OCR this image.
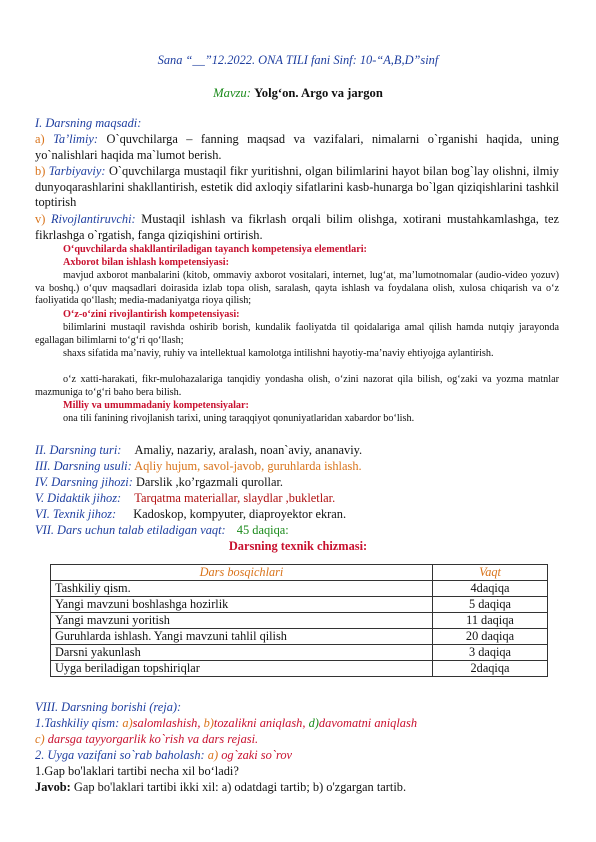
Sana “__”12.2022. ONA TILI fani Sinf: 10-“A,B,D”sinf
Mavzu: Yolg‘on. Argo va jargon
I. Darsning maqsadi:
a) Ta’limiy: O`quvchilarga – fanning maqsad va vazifalari, nimalarni o`rganishi haqida, uning yo`nalishlari haqida ma`lumot berish.
b) Tarbiyaviy: O`quvchilarga mustaqil fikr yuritishni, olgan bilimlarini hayot bilan bog`lay olishni, ilmiy dunyoqarashlarini shakllantirish, estetik did axloqiy sifatlarini kasb-hunarga bo`lgan qiziqishlarini tashkil toptirish
v) Rivojlantiruvchi: Mustaqil ishlash va fikrlash orqali bilim olishga, xotirani mustahkamlashga, tez fikrlashga o`rgatish, fanga qiziqishini ortirish.
O‘quvchilarda shakllantiriladigan tayanch kompetensiya elementlari:
Axborot bilan ishlash kompetensiyasi:
mavjud axborot manbalarini (kitob, ommaviy axborot vositalari, internet, lug‘at, ma’lumotnomalar (audio-video yozuv) va boshq.) o‘quv maqsadlari doirasida izlab topa olish, saralash, qayta ishlash va foydalana olish, xulosa chiqarish va o‘z faoliyatida qo‘llash; media-madaniyatga rioya qilish;
O‘z-o‘zini rivojlantirish kompetensiyasi:
bilimlarini mustaqil ravishda oshirib borish, kundalik faoliyatda til qoidalariga amal qilish hamda nutqiy jarayonda egallagan bilimlarni to‘g‘ri qo‘llash;
shaxs sifatida ma’naviy, ruhiy va intellektual kamolotga intilishni hayotiy-ma’naviy ehtiyojga aylantirish.
o‘z xatti-harakati, fikr-mulohazalariga tanqidiy yondasha olish, o‘zini nazorat qila bilish, og‘zaki va yozma matnlar mazmuniga to‘g‘ri baho bera bilish.
Milliy va umummadaniy kompetensiyalar:
ona tili fanining rivojlanish tarixi, uning taraqqiyot qonuniyatlaridan xabardor bo‘lish.
II. Darsning turi: Amaliy, nazariy, aralash, noan`aviy, ananaviy.
III. Darsning usuli: Aqliy hujum, savol-javob, guruhlarda ishlash.
IV. Darsning jihozi: Darslik ,ko’rgazmali qurollar.
V. Didaktik jihoz: Tarqatma materiallar, slaydlar ,bukletlar.
VI. Texnik jihoz: Kadoskop, kompyuter, diaproyektor ekran.
VII. Dars uchun talab etiladigan vaqt: 45 daqiqa:
Darsning texnik chizmasi:
Dars bosqichlari	Vaqt
Tashkiliy qism.	4daqiqa
Yangi mavzuni boshlashga hozirlik	5 daqiqa
Yangi mavzuni yoritish	11 daqiqa
Guruhlarda ishlash. Yangi mavzuni tahlil qilish	20 daqiqa
Darsni yakunlash	3 daqiqa
Uyga beriladigan topshiriqlar	2daqiqa
VIII. Darsning borishi (reja):
1.Tashkiliy qism: a)salomlashish, b)tozalikni aniqlash, d)davomatni aniqlash
c) darsga tayyorgarlik ko`rish va dars rejasi.
2. Uyga vazifani so`rab baholash: a) og`zaki so`rov
1.Gap bo'laklari tartibi necha xil bo‘ladi?
Javob: Gap bo'laklari tartibi ikki xil: a) odatdagi tartib; b) o'zgargan tartib.
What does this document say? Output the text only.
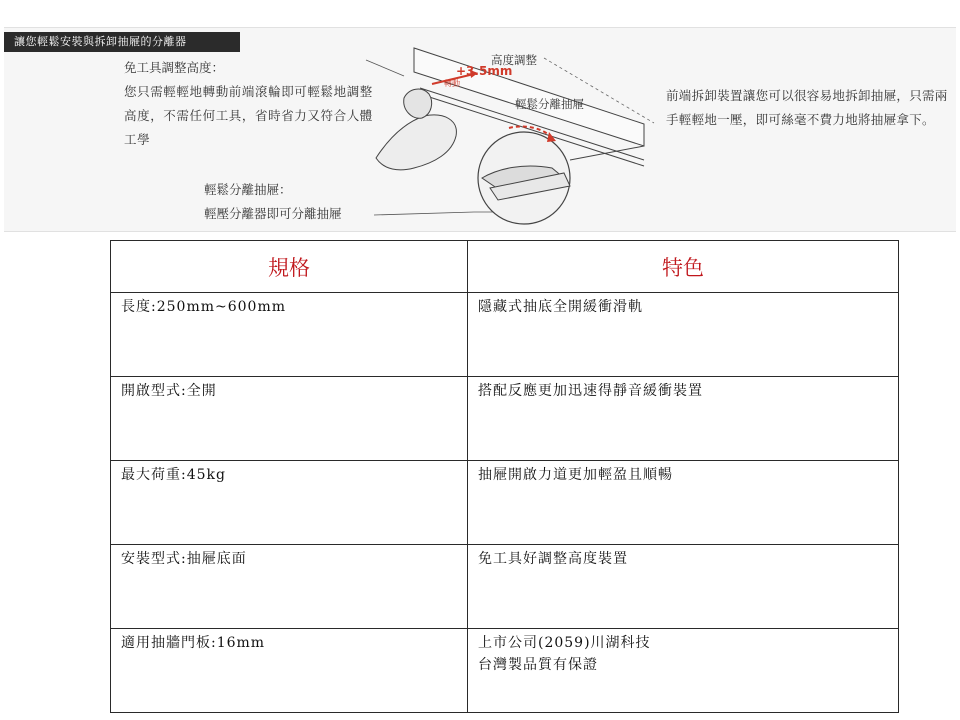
讓您輕鬆安裝與拆卸抽屜的分離器
免工具調整高度：
您只需輕輕地轉動前端滾輪即可輕鬆地調整高度，不需任何工具，省時省力又符合人體工學
輕鬆分離抽屜：
輕壓分離器即可分離抽屜
前端拆卸裝置讓您可以很容易地拆卸抽屜，只需兩手輕輕地一壓，即可絲毫不費力地將抽屜拿下。
高度調整
+3.5mm
轉動
輕鬆分離抽屜
規格	特色
長度:250mm~600mm	隱藏式抽底全開緩衝滑軌
開啟型式:全開	搭配反應更加迅速得靜音緩衝裝置
最大荷重:45kg	抽屜開啟力道更加輕盈且順暢
安裝型式:抽屜底面	免工具好調整高度裝置
適用抽牆門板:16mm	上市公司(2059)川湖科技
台灣製品質有保證
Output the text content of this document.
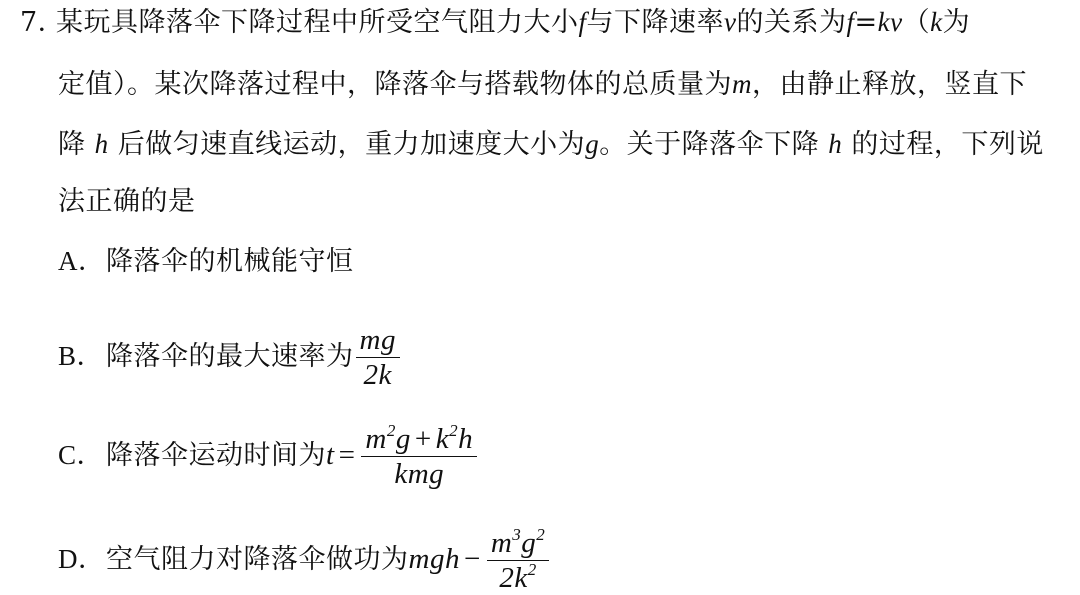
7．某玩具降落伞下降过程中所受空气阻力大小f与下降速率v的关系为f=kv（k为
定值）。某次降落过程中，降落伞与搭载物体的总质量为m，由静止释放，竖直下
降 h 后做匀速直线运动，重力加速度大小为g。关于降落伞下降 h 的过程，下列说
法正确的是
A．降落伞的机械能守恒
B．降落伞的最大速率为 $\frac{mg}{2k}$
C．降落伞运动时间为$t = \frac{m^2g + k^2h}{\text{kmg}}$
D．空气阻力对降落伞做功为mgh − $\frac{m^3g^2}{2k^2}$
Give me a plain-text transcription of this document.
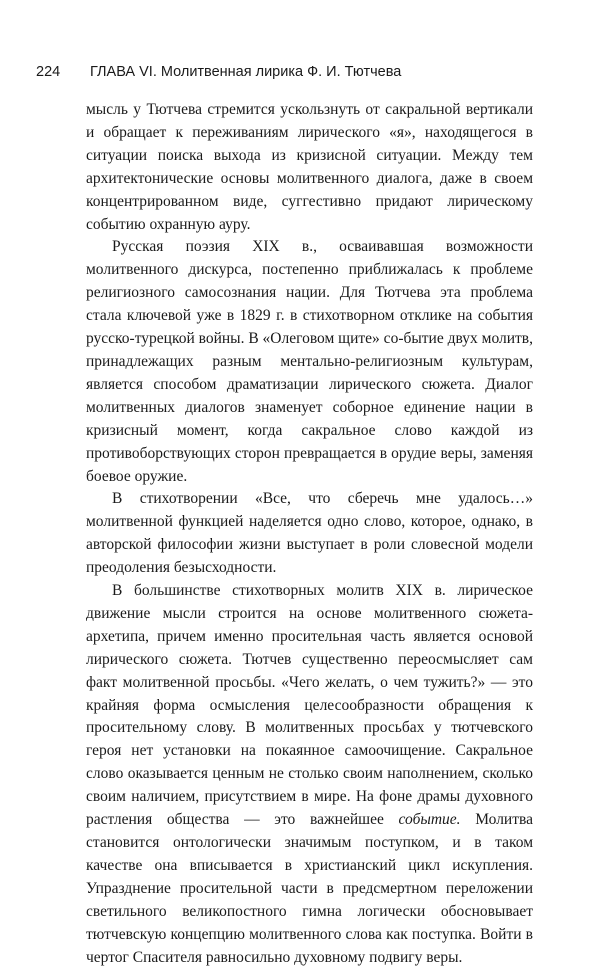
224 ГЛАВА VI. Молитвенная лирика Ф. И. Тютчева

мысль у Тютчева стремится ускользнуть от сакральной вертикали и обращает к переживаниям лирического «я», находящегося в ситуации поиска выхода из кризисной ситуации. Между тем архитектонические основы молитвенного диалога, даже в своем концентрированном виде, суггестивно придают лирическому событию охранную ауру.

Русская поэзия XIX в., осваивавшая возможности молитвенного дискурса, постепенно приближалась к проблеме религиозного самосознания нации. Для Тютчева эта проблема стала ключевой уже в 1829 г. в стихотворном отклике на события русско-турецкой войны. В «Олеговом щите» со-бытие двух молитв, принадлежащих разным ментально-религиозным культурам, является способом драматизации лирического сюжета. Диалог молитвенных диалогов знаменует соборное единение нации в кризисный момент, когда сакральное слово каждой из противоборствующих сторон превращается в орудие веры, заменяя боевое оружие.

В стихотворении «Все, что сберечь мне удалось…» молитвенной функцией наделяется одно слово, которое, однако, в авторской философии жизни выступает в роли словесной модели преодоления безысходности.

В большинстве стихотворных молитв XIX в. лирическое движение мысли строится на основе молитвенного сюжета-архетипа, причем именно просительная часть является основой лирического сюжета. Тютчев существенно переосмысляет сам факт молитвенной просьбы. «Чего желать, о чем тужить?» — это крайняя форма осмысления целесообразности обращения к просительному слову. В молитвенных просьбах у тютчевского героя нет установки на покаянное самоочищение. Сакральное слово оказывается ценным не столько своим наполнением, сколько своим наличием, присутствием в мире. На фоне драмы духовного растления общества — это важнейшее событие. Молитва становится онтологически значимым поступком, и в таком качестве она вписывается в христианский цикл искупления. Упразднение просительной части в предсмертном переложении светильного великопостного гимна логически обосновывает тютчевскую концепцию молитвенного слова как поступка. Войти в чертог Спасителя равносильно духовному подвигу веры.
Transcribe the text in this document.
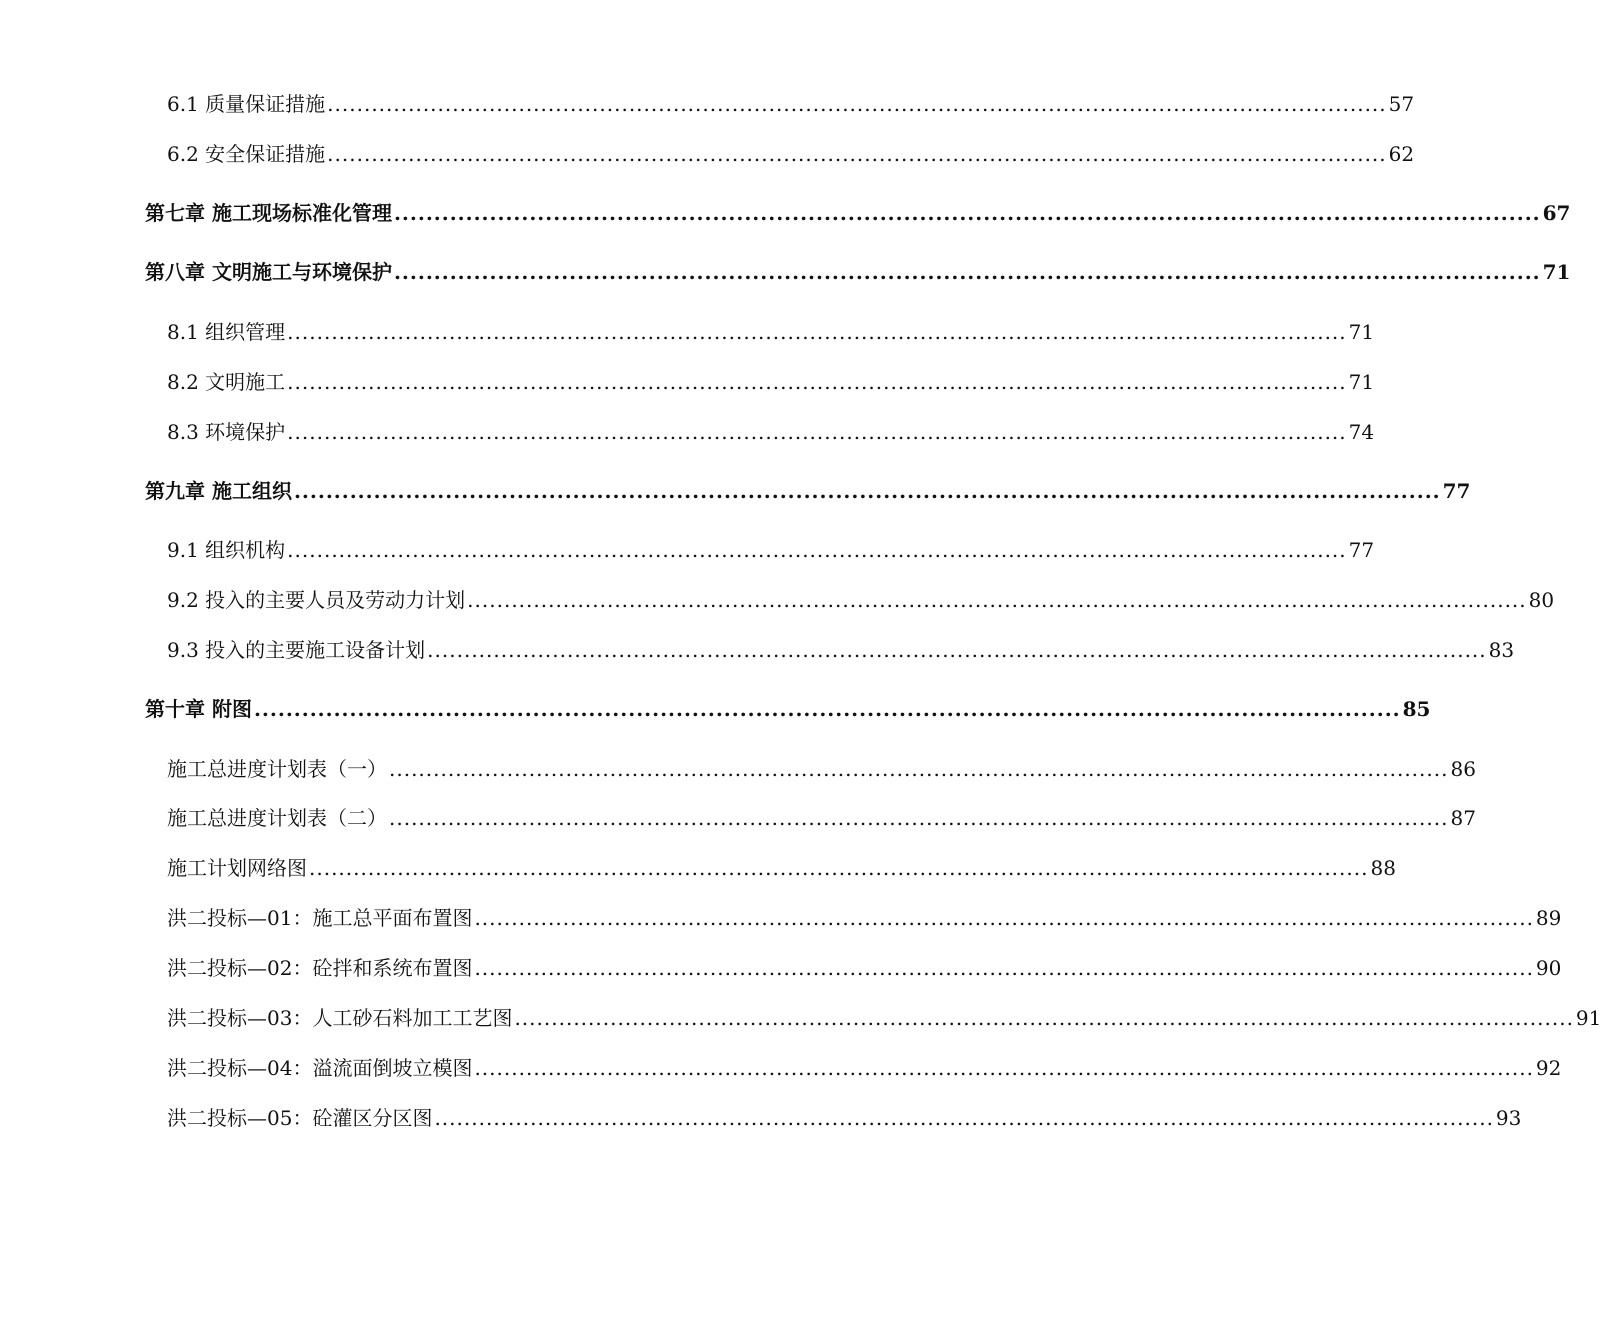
6.1 质量保证措施 ................................................................................................................................................ 57
6.2 安全保证措施 ................................................................................................................................................ 62
第七章 施工现场标准化管理 ................................................................................................................................................ 67
第八章 文明施工与环境保护 ................................................................................................................................................ 71
8.1 组织管理 ................................................................................................................................................ 71
8.2 文明施工 ................................................................................................................................................ 71
8.3 环境保护 ................................................................................................................................................ 74
第九章 施工组织 ................................................................................................................................................ 77
9.1 组织机构 ................................................................................................................................................ 77
9.2 投入的主要人员及劳动力计划 ................................................................................................................................................ 80
9.3 投入的主要施工设备计划 ................................................................................................................................................ 83
第十章 附图 ................................................................................................................................................ 85
施工总进度计划表（一） ................................................................................................................................................ 86
施工总进度计划表（二） ................................................................................................................................................ 87
施工计划网络图 ................................................................................................................................................ 88
洪二投标—01：施工总平面布置图 ................................................................................................................................................ 89
洪二投标—02：砼拌和系统布置图 ................................................................................................................................................ 90
洪二投标—03：人工砂石料加工工艺图 ................................................................................................................................................ 91
洪二投标—04：溢流面倒坡立模图 ................................................................................................................................................ 92
洪二投标—05：砼灌区分区图 ................................................................................................................................................ 93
------------------------------------------------------------------------
## [WHAT TO PRODUCE]
Using the material above, gather every line that includes "Tashkiliy".

## [WRITTEN ANSWER]
Tashkiliy qism.	4daqiqa
1.Tashkiliy qism: a)salomlashish, b)tozalikni aniqlash, d)davomatni aniqlash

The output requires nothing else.